----- RECORD EXCERPTS -----

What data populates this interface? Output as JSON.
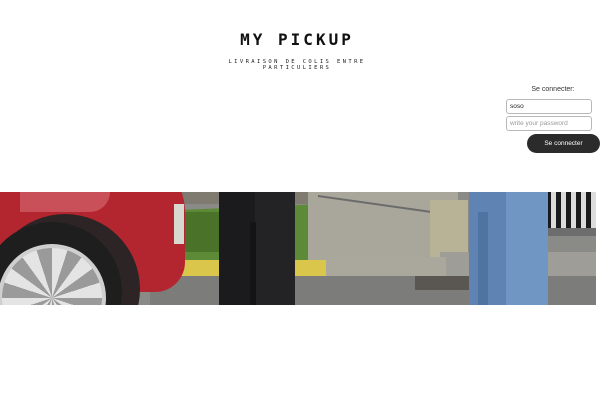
{
  "header": {
    "title": "MY PICKUP",
    "subtitle": "LIVRAISON DE COLIS ENTRE PARTICULIERS"
  },
  "login": {
    "label": "Se connecter:",
    "username_value": "soso",
    "password_placeholder": "write your password",
    "submit_label": "Se connecter"
  },
  "colors": {
    "background": "#ffffff",
    "button": "#2b2b2b",
    "button_text": "#ffffff"
  }
}
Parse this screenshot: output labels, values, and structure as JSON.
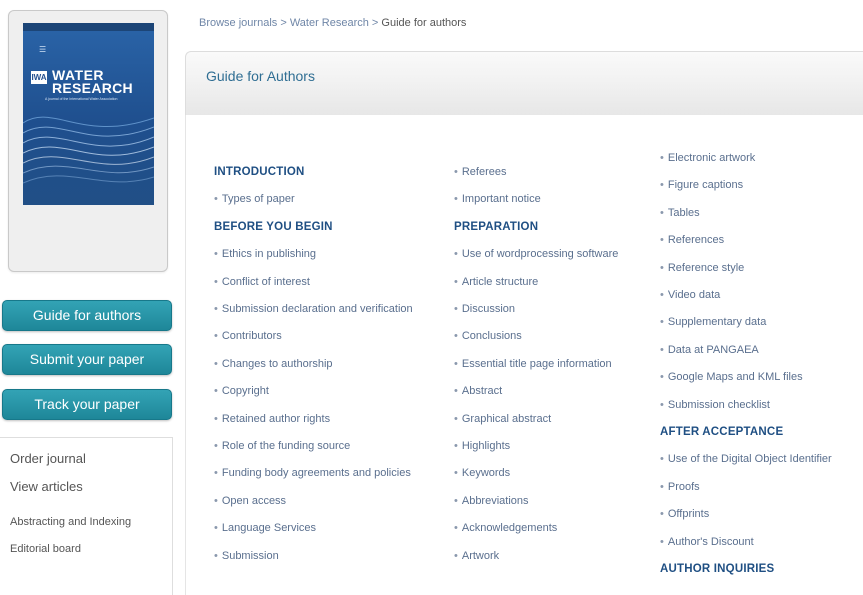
{
  "breadcrumb": {
    "browse": "Browse journals",
    "sep": " > ",
    "journal": "Water Research",
    "current": "Guide for authors"
  },
  "cover": {
    "brand": "IWA",
    "title_line1": "WATER",
    "title_line2": "RESEARCH",
    "subtitle": "A journal of the International Water Association"
  },
  "sidebar": {
    "buttons": [
      "Guide for authors",
      "Submit your paper",
      "Track your paper"
    ],
    "links": [
      "Order journal",
      "View articles"
    ],
    "small_links": [
      "Abstracting and Indexing",
      "Editorial board"
    ]
  },
  "header": {
    "title": "Guide for Authors"
  },
  "toc": {
    "bullet": "•",
    "col1": [
      {
        "type": "head",
        "text": "INTRODUCTION"
      },
      {
        "type": "item",
        "text": "Types of paper"
      },
      {
        "type": "head",
        "text": "BEFORE YOU BEGIN"
      },
      {
        "type": "item",
        "text": "Ethics in publishing"
      },
      {
        "type": "item",
        "text": "Conflict of interest"
      },
      {
        "type": "item",
        "text": "Submission declaration and verification"
      },
      {
        "type": "item",
        "text": "Contributors"
      },
      {
        "type": "item",
        "text": "Changes to authorship"
      },
      {
        "type": "item",
        "text": "Copyright"
      },
      {
        "type": "item",
        "text": "Retained author rights"
      },
      {
        "type": "item",
        "text": "Role of the funding source"
      },
      {
        "type": "item",
        "text": "Funding body agreements and policies"
      },
      {
        "type": "item",
        "text": "Open access"
      },
      {
        "type": "item",
        "text": "Language Services"
      },
      {
        "type": "item",
        "text": "Submission"
      }
    ],
    "col2": [
      {
        "type": "item",
        "text": "Referees"
      },
      {
        "type": "item",
        "text": "Important notice"
      },
      {
        "type": "head",
        "text": "PREPARATION"
      },
      {
        "type": "item",
        "text": "Use of wordprocessing software"
      },
      {
        "type": "item",
        "text": "Article structure"
      },
      {
        "type": "item",
        "text": "Discussion"
      },
      {
        "type": "item",
        "text": "Conclusions"
      },
      {
        "type": "item",
        "text": "Essential title page information"
      },
      {
        "type": "item",
        "text": "Abstract"
      },
      {
        "type": "item",
        "text": "Graphical abstract"
      },
      {
        "type": "item",
        "text": "Highlights"
      },
      {
        "type": "item",
        "text": "Keywords"
      },
      {
        "type": "item",
        "text": "Abbreviations"
      },
      {
        "type": "item",
        "text": "Acknowledgements"
      },
      {
        "type": "item",
        "text": "Artwork"
      }
    ],
    "col3": [
      {
        "type": "item",
        "text": "Electronic artwork"
      },
      {
        "type": "item",
        "text": "Figure captions"
      },
      {
        "type": "item",
        "text": "Tables"
      },
      {
        "type": "item",
        "text": "References"
      },
      {
        "type": "item",
        "text": "Reference style"
      },
      {
        "type": "item",
        "text": "Video data"
      },
      {
        "type": "item",
        "text": "Supplementary data"
      },
      {
        "type": "item",
        "text": "Data at PANGAEA"
      },
      {
        "type": "item",
        "text": "Google Maps and KML files"
      },
      {
        "type": "item",
        "text": "Submission checklist"
      },
      {
        "type": "head",
        "text": "AFTER ACCEPTANCE"
      },
      {
        "type": "item",
        "text": "Use of the Digital Object Identifier"
      },
      {
        "type": "item",
        "text": "Proofs"
      },
      {
        "type": "item",
        "text": "Offprints"
      },
      {
        "type": "item",
        "text": "Author's Discount"
      },
      {
        "type": "head",
        "text": "AUTHOR INQUIRIES"
      }
    ]
  }
}
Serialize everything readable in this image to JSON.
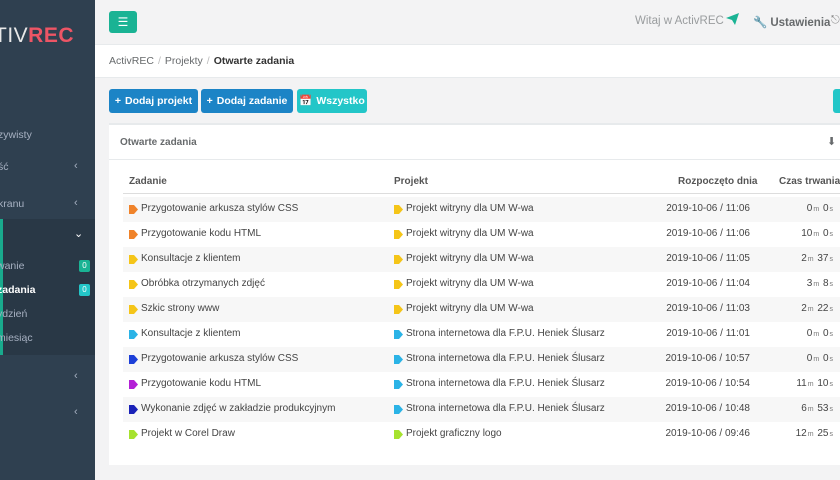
{
  "brand": {
    "part1": "TIV",
    "part2": "REC"
  },
  "sidebar": {
    "items": [
      {
        "label": "zywisty",
        "chevron": ""
      },
      {
        "label": "ść",
        "chevron": "‹"
      },
      {
        "label": "kranu",
        "chevron": "‹"
      },
      {
        "label": "",
        "chevron": "‹"
      },
      {
        "label": "",
        "chevron": "‹"
      },
      {
        "label": "",
        "chevron": "‹"
      }
    ],
    "subitems": [
      {
        "label": "wanie",
        "badge": "0"
      },
      {
        "label": "zadania",
        "badge": "0"
      },
      {
        "label": "ydzień",
        "badge": ""
      },
      {
        "label": "miesiąc",
        "badge": ""
      }
    ]
  },
  "topbar": {
    "welcome": "Witaj w ActivREC",
    "settings": "Ustawienia"
  },
  "breadcrumb": {
    "root": "ActivREC",
    "level1": "Projekty",
    "current": "Otwarte zadania"
  },
  "buttons": {
    "add_project": "Dodaj projekt",
    "add_task": "Dodaj zadanie",
    "all": "Wszystko"
  },
  "panel": {
    "title": "Otwarte zadania"
  },
  "table": {
    "headers": {
      "task": "Zadanie",
      "project": "Projekt",
      "started": "Rozpoczęto dnia",
      "duration": "Czas trwania"
    },
    "rows": [
      {
        "task": "Przygotowanie arkusza stylów CSS",
        "task_color": "#f0832a",
        "project": "Projekt witryny dla UM W-wa",
        "project_color": "#f5c518",
        "started": "2019-10-06 / 11:06",
        "d1": "0",
        "u1": "m",
        "d2": "0",
        "u2": "s"
      },
      {
        "task": "Przygotowanie kodu HTML",
        "task_color": "#f0832a",
        "project": "Projekt witryny dla UM W-wa",
        "project_color": "#f5c518",
        "started": "2019-10-06 / 11:06",
        "d1": "10",
        "u1": "m",
        "d2": "0",
        "u2": "s"
      },
      {
        "task": "Konsultacje z klientem",
        "task_color": "#f5c518",
        "project": "Projekt witryny dla UM W-wa",
        "project_color": "#f5c518",
        "started": "2019-10-06 / 11:05",
        "d1": "2",
        "u1": "m",
        "d2": "37",
        "u2": "s"
      },
      {
        "task": "Obróbka otrzymanych zdjęć",
        "task_color": "#f5c518",
        "project": "Projekt witryny dla UM W-wa",
        "project_color": "#f5c518",
        "started": "2019-10-06 / 11:04",
        "d1": "3",
        "u1": "m",
        "d2": "8",
        "u2": "s"
      },
      {
        "task": "Szkic strony www",
        "task_color": "#f5c518",
        "project": "Projekt witryny dla UM W-wa",
        "project_color": "#f5c518",
        "started": "2019-10-06 / 11:03",
        "d1": "2",
        "u1": "m",
        "d2": "22",
        "u2": "s"
      },
      {
        "task": "Konsultacje z klientem",
        "task_color": "#2bb3e6",
        "project": "Strona internetowa dla F.P.U. Heniek Ślusarz",
        "project_color": "#2bb3e6",
        "started": "2019-10-06 / 11:01",
        "d1": "0",
        "u1": "m",
        "d2": "0",
        "u2": "s"
      },
      {
        "task": "Przygotowanie arkusza stylów CSS",
        "task_color": "#1c3fd8",
        "project": "Strona internetowa dla F.P.U. Heniek Ślusarz",
        "project_color": "#2bb3e6",
        "started": "2019-10-06 / 10:57",
        "d1": "0",
        "u1": "m",
        "d2": "0",
        "u2": "s"
      },
      {
        "task": "Przygotowanie kodu HTML",
        "task_color": "#b320d6",
        "project": "Strona internetowa dla F.P.U. Heniek Ślusarz",
        "project_color": "#2bb3e6",
        "started": "2019-10-06 / 10:54",
        "d1": "11",
        "u1": "m",
        "d2": "10",
        "u2": "s"
      },
      {
        "task": "Wykonanie zdjęć w zakładzie produkcyjnym",
        "task_color": "#1a22b8",
        "project": "Strona internetowa dla F.P.U. Heniek Ślusarz",
        "project_color": "#2bb3e6",
        "started": "2019-10-06 / 10:48",
        "d1": "6",
        "u1": "m",
        "d2": "53",
        "u2": "s"
      },
      {
        "task": "Projekt w Corel Draw",
        "task_color": "#a6e22e",
        "project": "Projekt graficzny logo",
        "project_color": "#a6e22e",
        "started": "2019-10-06 / 09:46",
        "d1": "12",
        "u1": "m",
        "d2": "25",
        "u2": "s"
      }
    ]
  }
}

-----

◆ **DIRECTIONS FOR THIS TASK**
Write out every line of the preceding listing that contains "your".

◆ **SOLUTION FOR THIS EXERCISE**
    "password_placeholder": "write your password",
      "Submit your paper",
      "Track your paper"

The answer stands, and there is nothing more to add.